- [DATA PROVIDED]
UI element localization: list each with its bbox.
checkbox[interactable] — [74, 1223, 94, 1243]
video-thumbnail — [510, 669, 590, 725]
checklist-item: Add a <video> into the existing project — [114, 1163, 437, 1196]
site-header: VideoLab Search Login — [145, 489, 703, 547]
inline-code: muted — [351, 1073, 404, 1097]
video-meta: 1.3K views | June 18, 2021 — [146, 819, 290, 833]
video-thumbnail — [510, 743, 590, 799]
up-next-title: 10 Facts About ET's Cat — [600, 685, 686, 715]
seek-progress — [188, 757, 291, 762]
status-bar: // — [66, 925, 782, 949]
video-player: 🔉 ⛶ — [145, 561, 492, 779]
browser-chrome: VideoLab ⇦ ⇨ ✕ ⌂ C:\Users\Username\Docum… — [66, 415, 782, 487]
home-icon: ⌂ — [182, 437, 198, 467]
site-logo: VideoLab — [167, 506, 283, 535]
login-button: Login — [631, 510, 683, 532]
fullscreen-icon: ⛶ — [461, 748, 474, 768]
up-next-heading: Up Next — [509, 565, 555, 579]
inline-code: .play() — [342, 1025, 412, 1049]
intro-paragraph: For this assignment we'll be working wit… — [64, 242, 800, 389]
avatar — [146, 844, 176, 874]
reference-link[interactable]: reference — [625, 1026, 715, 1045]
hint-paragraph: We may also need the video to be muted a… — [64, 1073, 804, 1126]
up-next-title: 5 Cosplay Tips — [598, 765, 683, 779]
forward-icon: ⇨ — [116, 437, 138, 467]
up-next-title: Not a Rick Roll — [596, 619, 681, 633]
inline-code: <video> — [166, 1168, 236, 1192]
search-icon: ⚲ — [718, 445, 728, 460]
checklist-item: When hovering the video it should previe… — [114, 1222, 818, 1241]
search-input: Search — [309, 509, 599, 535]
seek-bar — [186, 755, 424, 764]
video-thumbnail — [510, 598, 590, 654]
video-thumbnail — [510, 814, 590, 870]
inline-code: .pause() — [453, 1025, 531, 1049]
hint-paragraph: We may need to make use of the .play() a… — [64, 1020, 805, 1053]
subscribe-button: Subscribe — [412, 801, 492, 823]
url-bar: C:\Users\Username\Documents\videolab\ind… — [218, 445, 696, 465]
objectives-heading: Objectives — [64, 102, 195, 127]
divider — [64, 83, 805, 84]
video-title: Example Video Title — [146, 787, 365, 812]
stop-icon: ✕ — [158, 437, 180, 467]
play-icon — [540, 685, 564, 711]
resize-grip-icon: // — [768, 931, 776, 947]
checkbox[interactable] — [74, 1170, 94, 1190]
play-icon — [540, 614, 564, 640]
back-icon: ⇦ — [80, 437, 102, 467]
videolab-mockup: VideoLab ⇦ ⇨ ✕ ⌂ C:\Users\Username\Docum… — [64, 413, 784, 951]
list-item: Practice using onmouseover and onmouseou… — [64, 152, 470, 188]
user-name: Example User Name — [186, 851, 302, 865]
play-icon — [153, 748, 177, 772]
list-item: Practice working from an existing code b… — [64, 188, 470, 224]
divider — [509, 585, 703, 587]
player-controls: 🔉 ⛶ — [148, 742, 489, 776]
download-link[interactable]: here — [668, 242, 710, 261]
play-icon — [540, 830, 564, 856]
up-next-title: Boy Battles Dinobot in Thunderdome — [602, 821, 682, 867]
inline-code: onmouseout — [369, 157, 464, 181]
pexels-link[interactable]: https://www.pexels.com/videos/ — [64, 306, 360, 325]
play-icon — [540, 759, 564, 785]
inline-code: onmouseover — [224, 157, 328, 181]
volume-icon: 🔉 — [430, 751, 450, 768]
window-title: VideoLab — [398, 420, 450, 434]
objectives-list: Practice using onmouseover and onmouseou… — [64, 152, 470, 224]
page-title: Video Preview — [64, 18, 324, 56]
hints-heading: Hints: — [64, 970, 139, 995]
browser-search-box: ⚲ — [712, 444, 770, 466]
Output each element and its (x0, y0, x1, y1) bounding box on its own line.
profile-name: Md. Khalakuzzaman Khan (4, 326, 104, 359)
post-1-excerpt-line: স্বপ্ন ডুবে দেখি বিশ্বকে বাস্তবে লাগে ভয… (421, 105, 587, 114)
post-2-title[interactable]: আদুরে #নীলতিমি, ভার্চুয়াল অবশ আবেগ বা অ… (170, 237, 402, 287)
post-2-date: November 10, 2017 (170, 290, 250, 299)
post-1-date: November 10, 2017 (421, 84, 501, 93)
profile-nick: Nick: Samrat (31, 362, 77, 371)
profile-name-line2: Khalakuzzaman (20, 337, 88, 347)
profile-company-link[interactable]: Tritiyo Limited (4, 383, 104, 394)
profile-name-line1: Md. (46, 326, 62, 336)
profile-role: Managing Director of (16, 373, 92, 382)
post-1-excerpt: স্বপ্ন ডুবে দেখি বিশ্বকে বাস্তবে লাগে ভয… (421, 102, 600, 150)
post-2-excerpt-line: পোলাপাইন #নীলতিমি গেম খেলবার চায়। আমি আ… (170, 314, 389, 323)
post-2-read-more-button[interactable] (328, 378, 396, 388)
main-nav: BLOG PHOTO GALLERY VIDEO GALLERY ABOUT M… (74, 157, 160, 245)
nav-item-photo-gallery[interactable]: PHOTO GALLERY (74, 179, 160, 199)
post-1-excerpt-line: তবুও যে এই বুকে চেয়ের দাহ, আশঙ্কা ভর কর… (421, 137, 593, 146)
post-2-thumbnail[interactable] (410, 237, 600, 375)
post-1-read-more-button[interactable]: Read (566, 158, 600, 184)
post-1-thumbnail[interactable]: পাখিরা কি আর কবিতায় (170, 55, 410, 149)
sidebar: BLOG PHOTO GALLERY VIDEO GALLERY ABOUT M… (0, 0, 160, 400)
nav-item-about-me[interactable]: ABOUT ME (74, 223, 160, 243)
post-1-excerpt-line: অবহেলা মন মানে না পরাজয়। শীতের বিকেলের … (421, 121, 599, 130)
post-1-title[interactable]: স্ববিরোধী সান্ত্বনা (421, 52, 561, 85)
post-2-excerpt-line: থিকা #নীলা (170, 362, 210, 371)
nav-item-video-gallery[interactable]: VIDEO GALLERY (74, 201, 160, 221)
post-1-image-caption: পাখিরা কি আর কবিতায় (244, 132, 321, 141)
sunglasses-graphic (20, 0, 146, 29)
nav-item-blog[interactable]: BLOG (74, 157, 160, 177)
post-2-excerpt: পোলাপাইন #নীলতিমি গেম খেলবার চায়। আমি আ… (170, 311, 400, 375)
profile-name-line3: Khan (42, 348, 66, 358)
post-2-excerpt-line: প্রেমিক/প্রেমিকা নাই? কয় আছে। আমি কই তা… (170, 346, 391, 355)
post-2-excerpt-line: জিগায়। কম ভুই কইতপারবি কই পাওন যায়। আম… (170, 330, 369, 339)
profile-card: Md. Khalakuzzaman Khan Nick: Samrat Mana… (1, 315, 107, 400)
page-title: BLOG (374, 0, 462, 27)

- [WHAT YOU NEED TO DO] Reproduce every one of the lines above verbatim, with no changes.

- [TASK RESPONSE]
UI element localization: list each with its bbox.
checkbox[interactable] — [74, 1223, 94, 1243]
video-thumbnail — [510, 669, 590, 725]
checklist-item: Add a <video> into the existing project — [114, 1163, 437, 1196]
site-header: VideoLab Search Login — [145, 489, 703, 547]
inline-code: muted — [351, 1073, 404, 1097]
video-meta: 1.3K views | June 18, 2021 — [146, 819, 290, 833]
video-thumbnail — [510, 743, 590, 799]
up-next-title: 10 Facts About ET's Cat — [600, 685, 686, 715]
seek-progress — [188, 757, 291, 762]
status-bar: // — [66, 925, 782, 949]
video-player: 🔉 ⛶ — [145, 561, 492, 779]
browser-chrome: VideoLab ⇦ ⇨ ✕ ⌂ C:\Users\Username\Docum… — [66, 415, 782, 487]
home-icon: ⌂ — [182, 437, 198, 467]
site-logo: VideoLab — [167, 506, 283, 535]
login-button: Login — [631, 510, 683, 532]
fullscreen-icon: ⛶ — [461, 748, 474, 768]
up-next-heading: Up Next — [509, 565, 555, 579]
inline-code: .play() — [342, 1025, 412, 1049]
intro-paragraph: For this assignment we'll be working wit… — [64, 242, 800, 389]
avatar — [146, 844, 176, 874]
reference-link[interactable]: reference — [625, 1026, 715, 1045]
hint-paragraph: We may also need the video to be muted a… — [64, 1073, 804, 1126]
up-next-title: 5 Cosplay Tips — [598, 765, 683, 779]
forward-icon: ⇨ — [116, 437, 138, 467]
up-next-title: Not a Rick Roll — [596, 619, 681, 633]
inline-code: <video> — [166, 1168, 236, 1192]
search-icon: ⚲ — [718, 445, 728, 460]
checklist-item: When hovering the video it should previe… — [114, 1222, 818, 1241]
search-input: Search — [309, 509, 599, 535]
seek-bar — [186, 755, 424, 764]
video-thumbnail — [510, 598, 590, 654]
video-thumbnail — [510, 814, 590, 870]
inline-code: .pause() — [453, 1025, 531, 1049]
hint-paragraph: We may need to make use of the .play() a… — [64, 1020, 805, 1053]
subscribe-button: Subscribe — [412, 801, 492, 823]
url-bar: C:\Users\Username\Documents\videolab\ind… — [218, 445, 696, 465]
objectives-heading: Objectives — [64, 102, 195, 127]
divider — [64, 83, 805, 84]
video-title: Example Video Title — [146, 787, 365, 812]
stop-icon: ✕ — [158, 437, 180, 467]
play-icon — [540, 685, 564, 711]
resize-grip-icon: // — [768, 931, 776, 947]
checkbox[interactable] — [74, 1170, 94, 1190]
play-icon — [540, 614, 564, 640]
back-icon: ⇦ — [80, 437, 102, 467]
videolab-mockup: VideoLab ⇦ ⇨ ✕ ⌂ C:\Users\Username\Docum… — [64, 413, 784, 951]
list-item: Practice using onmouseover and onmouseou… — [64, 152, 470, 188]
user-name: Example User Name — [186, 851, 302, 865]
play-icon — [153, 748, 177, 772]
list-item: Practice working from an existing code b… — [64, 188, 470, 224]
divider — [509, 585, 703, 587]
player-controls: 🔉 ⛶ — [148, 742, 489, 776]
download-link[interactable]: here — [668, 242, 710, 261]
play-icon — [540, 830, 564, 856]
up-next-title: Boy Battles Dinobot in Thunderdome — [602, 821, 682, 867]
inline-code: onmouseout — [369, 157, 464, 181]
pexels-link[interactable]: https://www.pexels.com/videos/ — [64, 306, 360, 325]
play-icon — [540, 759, 564, 785]
inline-code: onmouseover — [224, 157, 328, 181]
volume-icon: 🔉 — [430, 751, 450, 768]
window-title: VideoLab — [398, 420, 450, 434]
objectives-list: Practice using onmouseover and onmouseou… — [64, 152, 470, 224]
page-title: Video Preview — [64, 18, 324, 56]
hints-heading: Hints: — [64, 970, 139, 995]
browser-search-box: ⚲ — [712, 444, 770, 466]
Output each element and its (x0, y0, x1, y1) bounding box on its own line.
profile-name: Md. Khalakuzzaman Khan (4, 326, 104, 359)
post-1-excerpt-line: স্বপ্ন ডুবে দেখি বিশ্বকে বাস্তবে লাগে ভয… (421, 105, 587, 114)
post-2-title[interactable]: আদুরে #নীলতিমি, ভার্চুয়াল অবশ আবেগ বা অ… (170, 237, 402, 287)
post-2-date: November 10, 2017 (170, 290, 250, 299)
post-1-date: November 10, 2017 (421, 84, 501, 93)
profile-nick: Nick: Samrat (31, 362, 77, 371)
profile-name-line2: Khalakuzzaman (20, 337, 88, 347)
profile-company-link[interactable]: Tritiyo Limited (4, 383, 104, 394)
profile-name-line1: Md. (46, 326, 62, 336)
profile-role: Managing Director of (16, 373, 92, 382)
post-1-excerpt: স্বপ্ন ডুবে দেখি বিশ্বকে বাস্তবে লাগে ভয… (421, 102, 600, 150)
post-2-excerpt-line: পোলাপাইন #নীলতিমি গেম খেলবার চায়। আমি আ… (170, 314, 389, 323)
post-2-read-more-button[interactable] (328, 378, 396, 388)
main-nav: BLOG PHOTO GALLERY VIDEO GALLERY ABOUT M… (74, 157, 160, 245)
nav-item-photo-gallery[interactable]: PHOTO GALLERY (74, 179, 160, 199)
post-1-excerpt-line: তবুও যে এই বুকে চেয়ের দাহ, আশঙ্কা ভর কর… (421, 137, 593, 146)
post-2-thumbnail[interactable] (410, 237, 600, 375)
post-1-read-more-button[interactable]: Read (566, 158, 600, 184)
post-1-thumbnail[interactable]: পাখিরা কি আর কবিতায় (170, 55, 410, 149)
sidebar: BLOG PHOTO GALLERY VIDEO GALLERY ABOUT M… (0, 0, 160, 400)
nav-item-about-me[interactable]: ABOUT ME (74, 223, 160, 243)
post-1-excerpt-line: অবহেলা মন মানে না পরাজয়। শীতের বিকেলের … (421, 121, 599, 130)
post-1-title[interactable]: স্ববিরোধী সান্ত্বনা (421, 52, 561, 85)
post-2-excerpt-line: থিকা #নীলা (170, 362, 210, 371)
nav-item-video-gallery[interactable]: VIDEO GALLERY (74, 201, 160, 221)
post-1-image-caption: পাখিরা কি আর কবিতায় (244, 132, 321, 141)
sunglasses-graphic (20, 0, 146, 29)
nav-item-blog[interactable]: BLOG (74, 157, 160, 177)
post-2-excerpt: পোলাপাইন #নীলতিমি গেম খেলবার চায়। আমি আ… (170, 311, 400, 375)
profile-name-line3: Khan (42, 348, 66, 358)
post-2-excerpt-line: প্রেমিক/প্রেমিকা নাই? কয় আছে। আমি কই তা… (170, 346, 391, 355)
post-2-excerpt-line: জিগায়। কম ভুই কইতপারবি কই পাওন যায়। আম… (170, 330, 369, 339)
profile-card: Md. Khalakuzzaman Khan Nick: Samrat Mana… (1, 315, 107, 400)
page-title: BLOG (374, 0, 462, 27)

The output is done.